Make an exact copy of the entries below.

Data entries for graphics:
::::

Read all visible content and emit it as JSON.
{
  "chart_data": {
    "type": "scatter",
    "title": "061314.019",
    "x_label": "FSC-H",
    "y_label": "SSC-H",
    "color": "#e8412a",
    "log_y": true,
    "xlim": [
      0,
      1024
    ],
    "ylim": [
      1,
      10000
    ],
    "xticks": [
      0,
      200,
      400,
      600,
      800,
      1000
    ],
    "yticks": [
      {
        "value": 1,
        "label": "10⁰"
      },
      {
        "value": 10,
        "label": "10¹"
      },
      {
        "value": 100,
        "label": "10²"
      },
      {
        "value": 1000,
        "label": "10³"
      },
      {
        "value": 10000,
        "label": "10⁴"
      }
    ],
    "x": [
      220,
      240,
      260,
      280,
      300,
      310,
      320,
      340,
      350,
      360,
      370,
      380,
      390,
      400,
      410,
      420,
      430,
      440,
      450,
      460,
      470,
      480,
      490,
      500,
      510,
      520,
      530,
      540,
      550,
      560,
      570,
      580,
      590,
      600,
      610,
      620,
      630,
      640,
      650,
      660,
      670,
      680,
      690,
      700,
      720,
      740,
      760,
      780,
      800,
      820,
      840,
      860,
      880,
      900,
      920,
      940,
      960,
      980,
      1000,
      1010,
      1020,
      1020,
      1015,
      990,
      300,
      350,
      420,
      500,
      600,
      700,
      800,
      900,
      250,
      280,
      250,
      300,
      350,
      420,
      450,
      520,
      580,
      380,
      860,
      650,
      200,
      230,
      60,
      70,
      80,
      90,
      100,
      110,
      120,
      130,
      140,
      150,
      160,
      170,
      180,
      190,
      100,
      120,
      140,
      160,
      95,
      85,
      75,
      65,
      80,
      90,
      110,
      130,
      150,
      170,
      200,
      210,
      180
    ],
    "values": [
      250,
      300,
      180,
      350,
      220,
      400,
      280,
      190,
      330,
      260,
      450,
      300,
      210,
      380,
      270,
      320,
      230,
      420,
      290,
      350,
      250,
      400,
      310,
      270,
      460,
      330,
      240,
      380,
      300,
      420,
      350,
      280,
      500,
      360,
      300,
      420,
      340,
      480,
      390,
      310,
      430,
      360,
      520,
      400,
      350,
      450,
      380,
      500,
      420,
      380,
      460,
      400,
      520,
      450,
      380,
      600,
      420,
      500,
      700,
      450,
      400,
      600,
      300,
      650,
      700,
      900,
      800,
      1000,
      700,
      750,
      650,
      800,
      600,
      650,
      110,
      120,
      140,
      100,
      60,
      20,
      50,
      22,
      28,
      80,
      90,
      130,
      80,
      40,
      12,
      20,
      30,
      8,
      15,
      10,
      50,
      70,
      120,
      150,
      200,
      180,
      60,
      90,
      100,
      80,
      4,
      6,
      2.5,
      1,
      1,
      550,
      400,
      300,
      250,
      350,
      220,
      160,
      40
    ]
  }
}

::::

#### [The completed task]
Read all visible content and emit it as JSON.
{
  "chart_data": {
    "type": "scatter",
    "title": "061314.019",
    "x_label": "FSC-H",
    "y_label": "SSC-H",
    "color": "#e8412a",
    "log_y": true,
    "xlim": [
      0,
      1024
    ],
    "ylim": [
      1,
      10000
    ],
    "xticks": [
      0,
      200,
      400,
      600,
      800,
      1000
    ],
    "yticks": [
      {
        "value": 1,
        "label": "10⁰"
      },
      {
        "value": 10,
        "label": "10¹"
      },
      {
        "value": 100,
        "label": "10²"
      },
      {
        "value": 1000,
        "label": "10³"
      },
      {
        "value": 10000,
        "label": "10⁴"
      }
    ],
    "x": [
      220,
      240,
      260,
      280,
      300,
      310,
      320,
      340,
      350,
      360,
      370,
      380,
      390,
      400,
      410,
      420,
      430,
      440,
      450,
      460,
      470,
      480,
      490,
      500,
      510,
      520,
      530,
      540,
      550,
      560,
      570,
      580,
      590,
      600,
      610,
      620,
      630,
      640,
      650,
      660,
      670,
      680,
      690,
      700,
      720,
      740,
      760,
      780,
      800,
      820,
      840,
      860,
      880,
      900,
      920,
      940,
      960,
      980,
      1000,
      1010,
      1020,
      1020,
      1015,
      990,
      300,
      350,
      420,
      500,
      600,
      700,
      800,
      900,
      250,
      280,
      250,
      300,
      350,
      420,
      450,
      520,
      580,
      380,
      860,
      650,
      200,
      230,
      60,
      70,
      80,
      90,
      100,
      110,
      120,
      130,
      140,
      150,
      160,
      170,
      180,
      190,
      100,
      120,
      140,
      160,
      95,
      85,
      75,
      65,
      80,
      90,
      110,
      130,
      150,
      170,
      200,
      210,
      180
    ],
    "values": [
      250,
      300,
      180,
      350,
      220,
      400,
      280,
      190,
      330,
      260,
      450,
      300,
      210,
      380,
      270,
      320,
      230,
      420,
      290,
      350,
      250,
      400,
      310,
      270,
      460,
      330,
      240,
      380,
      300,
      420,
      350,
      280,
      500,
      360,
      300,
      420,
      340,
      480,
      390,
      310,
      430,
      360,
      520,
      400,
      350,
      450,
      380,
      500,
      420,
      380,
      460,
      400,
      520,
      450,
      380,
      600,
      420,
      500,
      700,
      450,
      400,
      600,
      300,
      650,
      700,
      900,
      800,
      1000,
      700,
      750,
      650,
      800,
      600,
      650,
      110,
      120,
      140,
      100,
      60,
      20,
      50,
      22,
      28,
      80,
      90,
      130,
      80,
      40,
      12,
      20,
      30,
      8,
      15,
      10,
      50,
      70,
      120,
      150,
      200,
      180,
      60,
      90,
      100,
      80,
      4,
      6,
      2.5,
      1,
      1,
      550,
      400,
      300,
      250,
      350,
      220,
      160,
      40
    ]
  }
}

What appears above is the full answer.